## Task brief
Count how many lines hold the string "values", and give only that number.

━━ Input records

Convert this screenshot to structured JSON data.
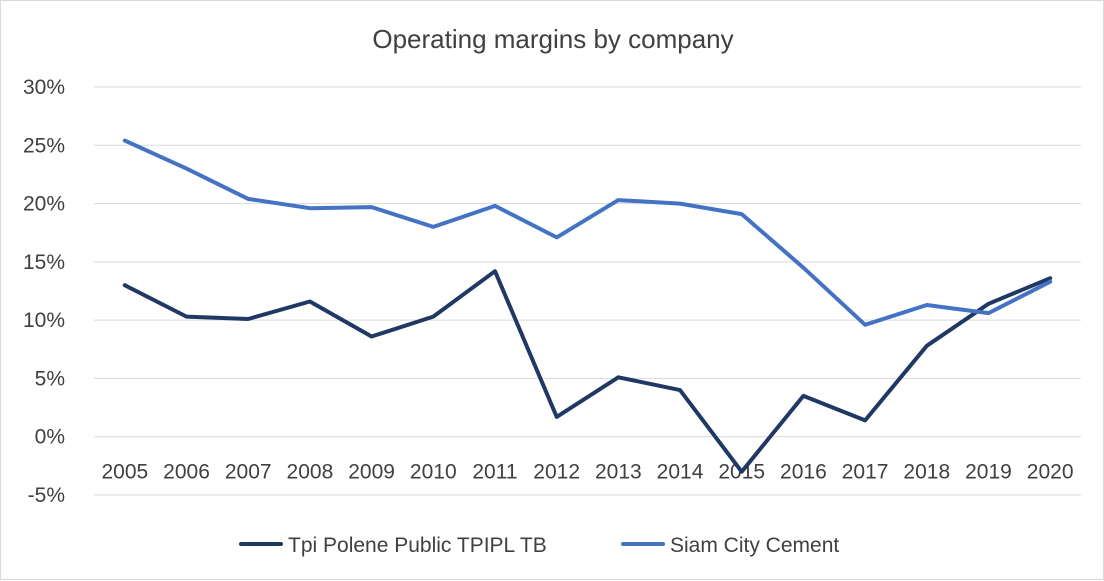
{
  "chart_data": {
    "type": "line",
    "title": "Operating margins by company",
    "xlabel": "",
    "ylabel": "",
    "categories": [
      "2005",
      "2006",
      "2007",
      "2008",
      "2009",
      "2010",
      "2011",
      "2012",
      "2013",
      "2014",
      "2015",
      "2016",
      "2017",
      "2018",
      "2019",
      "2020"
    ],
    "ylim": [
      -5,
      30
    ],
    "yticks": [
      -5,
      0,
      5,
      10,
      15,
      20,
      25,
      30
    ],
    "ytick_labels": [
      "-5%",
      "0%",
      "5%",
      "10%",
      "15%",
      "20%",
      "25%",
      "30%"
    ],
    "grid": true,
    "legend_position": "bottom",
    "series": [
      {
        "name": "Tpi Polene Public TPIPL TB",
        "color": "#203864",
        "values": [
          13.0,
          10.3,
          10.1,
          11.6,
          8.6,
          10.3,
          14.2,
          1.7,
          5.1,
          4.0,
          -3.0,
          3.5,
          1.4,
          7.8,
          11.4,
          13.6
        ]
      },
      {
        "name": "Siam City Cement",
        "color": "#4472c4",
        "values": [
          25.4,
          23.0,
          20.4,
          19.6,
          19.7,
          18.0,
          19.8,
          17.1,
          20.3,
          20.0,
          19.1,
          14.5,
          9.6,
          11.3,
          10.6,
          13.3
        ]
      }
    ]
  }
}
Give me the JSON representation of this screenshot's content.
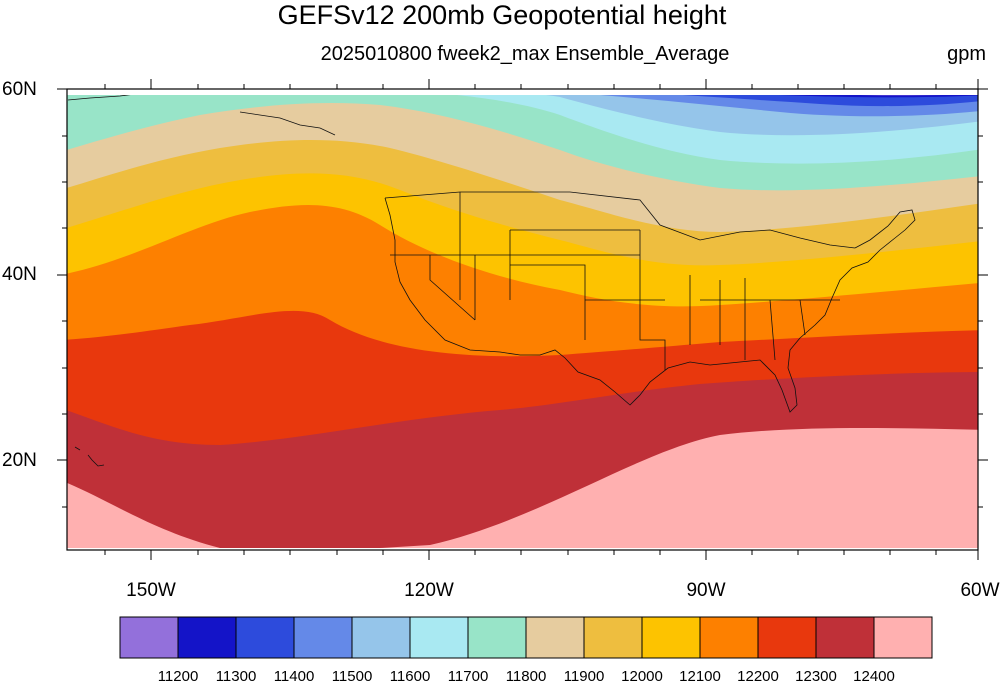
{
  "title": "GEFSv12 200mb Geopotential height",
  "subtitle": "2025010800 fweek2_max Ensemble_Average",
  "units": "gpm",
  "map": {
    "projection": "cylindrical equidistant",
    "lon_range": [
      -159,
      -60
    ],
    "lat_range": [
      10,
      60
    ],
    "lat_labels": [
      "60N",
      "40N",
      "20N"
    ],
    "lon_labels": [
      "150W",
      "120W",
      "90W",
      "60W"
    ]
  },
  "colorbar": {
    "levels": [
      "11200",
      "11300",
      "11400",
      "11500",
      "11600",
      "11700",
      "11800",
      "11900",
      "12000",
      "12100",
      "12200",
      "12300",
      "12400"
    ],
    "colors": [
      "#9370db",
      "#1414c8",
      "#2d4bdc",
      "#6489e8",
      "#95c5ea",
      "#a9e9f2",
      "#98e4c8",
      "#e6cc9f",
      "#eebe3f",
      "#fdc300",
      "#fd8000",
      "#e8380d",
      "#bf3038",
      "#ffb0b0"
    ]
  }
}
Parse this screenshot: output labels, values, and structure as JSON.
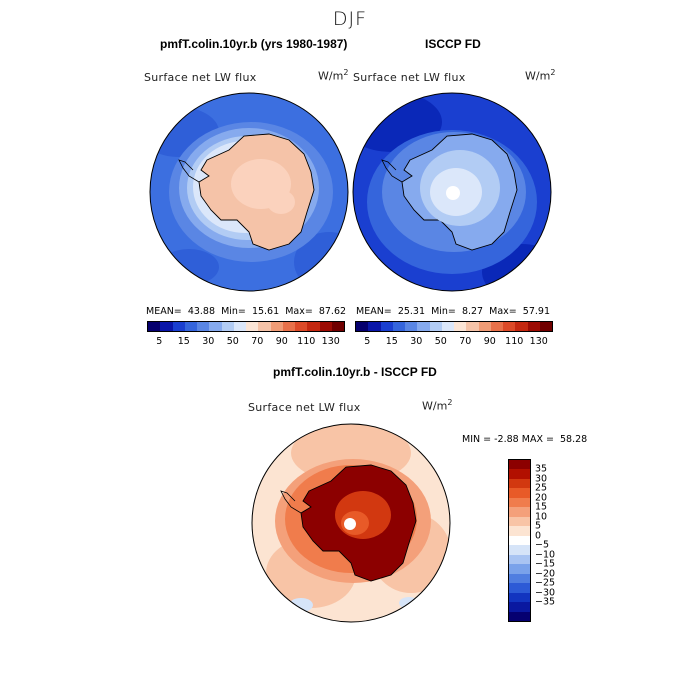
{
  "season": "DJF",
  "panel_left": {
    "title": "pmfT.colin.10yr.b (yrs 1980-1987)",
    "variable": "Surface net LW flux",
    "unit": "W/m",
    "unit_exp": "2",
    "stats": {
      "mean_label": "MEAN=",
      "mean": "43.88",
      "min_label": "Min=",
      "min": "15.61",
      "max_label": "Max=",
      "max": "87.62"
    }
  },
  "panel_right": {
    "title": "ISCCP FD",
    "variable": "Surface net LW flux",
    "unit": "W/m",
    "unit_exp": "2",
    "stats": {
      "mean_label": "MEAN=",
      "mean": "25.31",
      "min_label": "Min=",
      "min": "8.27",
      "max_label": "Max=",
      "max": "57.91"
    }
  },
  "panel_diff": {
    "title": "pmfT.colin.10yr.b - ISCCP FD",
    "variable": "Surface net LW flux",
    "unit": "W/m",
    "unit_exp": "2",
    "stats": {
      "min_label": "MIN =",
      "min": "-2.88",
      "max_label": "MAX =",
      "max": "58.28"
    }
  },
  "colorbar_top": {
    "colors": [
      "#06006e",
      "#0a16a8",
      "#1a3fd0",
      "#3565dc",
      "#5a86e4",
      "#86aaee",
      "#b2ccf4",
      "#dbe7fa",
      "#fbe5d6",
      "#f5c3a8",
      "#f09c76",
      "#e8714a",
      "#dc4a28",
      "#c42810",
      "#9c0c04",
      "#700000"
    ],
    "ticks": [
      "5",
      "15",
      "30",
      "50",
      "70",
      "90",
      "110",
      "130"
    ]
  },
  "colorbar_diff": {
    "colors": [
      "#8c0000",
      "#b21000",
      "#d23810",
      "#e85a28",
      "#f07c4c",
      "#f4a07a",
      "#f8c4a6",
      "#fce4d2",
      "#ffffff",
      "#d6e4f8",
      "#a9c4f2",
      "#7aa2ea",
      "#507ee0",
      "#2c5ad6",
      "#1234c0",
      "#0a18a0",
      "#050070"
    ],
    "ticks": [
      "35",
      "30",
      "25",
      "20",
      "15",
      "10",
      "5",
      "0",
      "−5",
      "−10",
      "−15",
      "−20",
      "−25",
      "−30",
      "−35"
    ]
  }
}
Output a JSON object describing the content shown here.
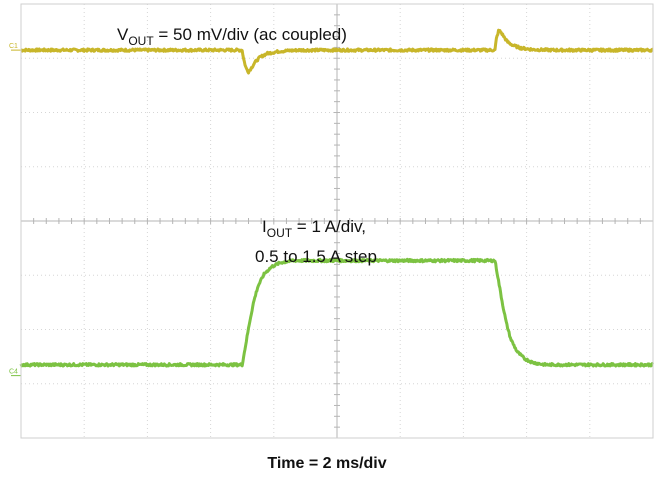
{
  "chart_data": {
    "type": "line",
    "title": "",
    "xlabel": "Time = 2 ms/div",
    "ylabel": "",
    "x_unit": "div",
    "xlim": [
      0,
      10
    ],
    "ylim": [
      0,
      8
    ],
    "grid": true,
    "grid_divisions": {
      "x": 10,
      "y": 8
    },
    "channel_markers": [
      {
        "label": "C1",
        "y": 7.15
      },
      {
        "label": "C4",
        "y": 1.15
      }
    ],
    "annotations": [
      {
        "id": "vout",
        "text_main": "V",
        "text_sub": "OUT",
        "text_rest": " = 50 mV/div (ac coupled)"
      },
      {
        "id": "iout",
        "text_main": "I",
        "text_sub": "OUT",
        "text_rest": " = 1 A/div,",
        "line2": "0.5 to 1.5 A step"
      }
    ],
    "series": [
      {
        "id": "vout",
        "color": "#c8b62a",
        "x": [
          0,
          3.5,
          3.52,
          3.56,
          3.6,
          3.65,
          3.7,
          3.78,
          3.9,
          4.1,
          4.4,
          7.5,
          7.52,
          7.56,
          7.6,
          7.65,
          7.7,
          7.78,
          7.9,
          8.1,
          8.4,
          10
        ],
        "y": [
          7.15,
          7.15,
          7.0,
          6.82,
          6.75,
          6.83,
          6.92,
          7.02,
          7.09,
          7.13,
          7.15,
          7.15,
          7.35,
          7.52,
          7.47,
          7.38,
          7.3,
          7.24,
          7.19,
          7.16,
          7.15,
          7.15
        ]
      },
      {
        "id": "iout",
        "color": "#7cc242",
        "x": [
          0,
          3.5,
          3.56,
          3.62,
          3.68,
          3.75,
          3.85,
          3.97,
          4.1,
          4.3,
          7.5,
          7.56,
          7.62,
          7.68,
          7.75,
          7.85,
          7.97,
          8.1,
          8.3,
          10
        ],
        "y": [
          1.35,
          1.35,
          1.75,
          2.15,
          2.5,
          2.8,
          3.03,
          3.16,
          3.23,
          3.27,
          3.27,
          2.87,
          2.47,
          2.12,
          1.82,
          1.59,
          1.46,
          1.39,
          1.35,
          1.35
        ]
      }
    ]
  }
}
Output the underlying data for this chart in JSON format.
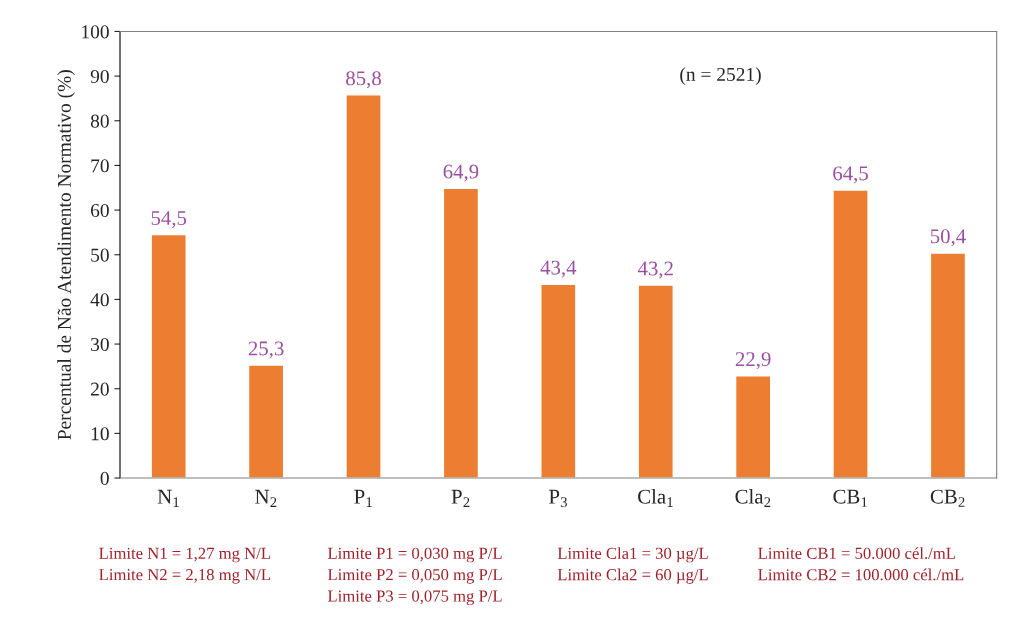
{
  "chart_data": {
    "type": "bar",
    "ylabel": "Percentual de Não Atendimento Normativo (%)",
    "categories": [
      "N$_{1}$",
      "N$_{2}$",
      "P$_{1}$",
      "P$_{2}$",
      "P$_{3}$",
      "Cla$_{1}$",
      "Cla$_{2}$",
      "CB$_{1}$",
      "CB$_{2}$"
    ],
    "values": [
      54.5,
      25.3,
      85.8,
      64.9,
      43.4,
      43.2,
      22.9,
      64.5,
      50.4
    ],
    "value_labels": [
      "54,5",
      "25,3",
      "85,8",
      "64,9",
      "43,4",
      "43,2",
      "22,9",
      "64,5",
      "50,4"
    ],
    "color": "#ed7d31",
    "ylim": [
      0,
      100
    ],
    "yticks": [
      0,
      10,
      20,
      30,
      40,
      50,
      60,
      70,
      80,
      90,
      100
    ],
    "grid": false,
    "annotations": [
      "(n = 2521)",
      "Limite N1 = 1,27 mg N/L",
      "Limite P1 = 0,030 mg P/L",
      "Limite Cla1 = 30 µg/L",
      "Limite CB1 = 50.000 cél./mL",
      "Limite N2 = 2,18 mg N/L",
      "Limite P2 = 0,050 mg P/L",
      "Limite Cla2 = 60 µg/L",
      "Limite CB2 = 100.000 cél./mL",
      "Limite P3 = 0,075 mg P/L"
    ]
  }
}
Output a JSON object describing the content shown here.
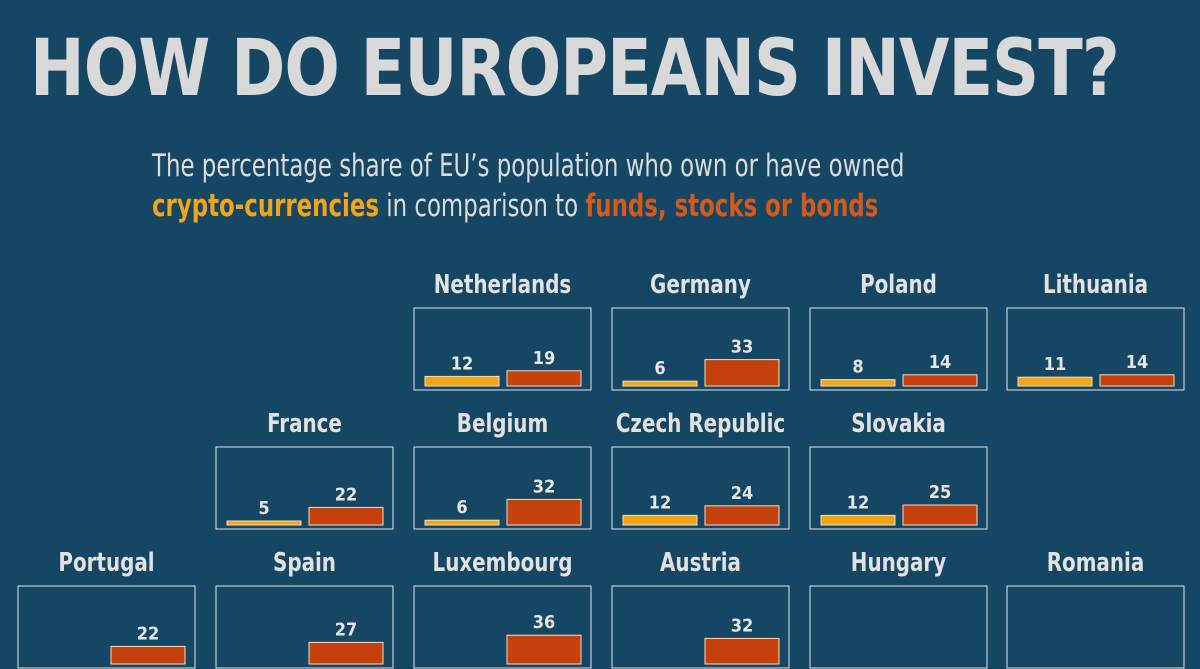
{
  "title": "HOW DO EUROPEANS INVEST?",
  "subtitle": {
    "line1": "The percentage share of EU’s population who own or have owned",
    "crypto": "crypto-currencies",
    "middle": "in comparison to",
    "funds": "funds, stocks or bonds"
  },
  "colors": {
    "background": "#154663",
    "crypto": "#f2a516",
    "funds": "#c4400c",
    "panel_border": "#e6e6e6"
  },
  "chart_data": {
    "type": "bar",
    "series": [
      "crypto-currencies",
      "funds, stocks or bonds"
    ],
    "ylim": [
      0,
      100
    ],
    "countries": [
      {
        "name": "Netherlands",
        "crypto": 12,
        "funds": 19
      },
      {
        "name": "Germany",
        "crypto": 6,
        "funds": 33
      },
      {
        "name": "Poland",
        "crypto": 8,
        "funds": 14
      },
      {
        "name": "Lithuania",
        "crypto": 11,
        "funds": 14
      },
      {
        "name": "France",
        "crypto": 5,
        "funds": 22
      },
      {
        "name": "Belgium",
        "crypto": 6,
        "funds": 32
      },
      {
        "name": "Czech Republic",
        "crypto": 12,
        "funds": 24
      },
      {
        "name": "Slovakia",
        "crypto": 12,
        "funds": 25
      },
      {
        "name": "Portugal",
        "crypto": null,
        "funds": 22
      },
      {
        "name": "Spain",
        "crypto": null,
        "funds": 27
      },
      {
        "name": "Luxembourg",
        "crypto": null,
        "funds": 36
      },
      {
        "name": "Austria",
        "crypto": null,
        "funds": 32
      },
      {
        "name": "Hungary",
        "crypto": null,
        "funds": null
      },
      {
        "name": "Romania",
        "crypto": null,
        "funds": null
      }
    ]
  }
}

━━━━

## Result
4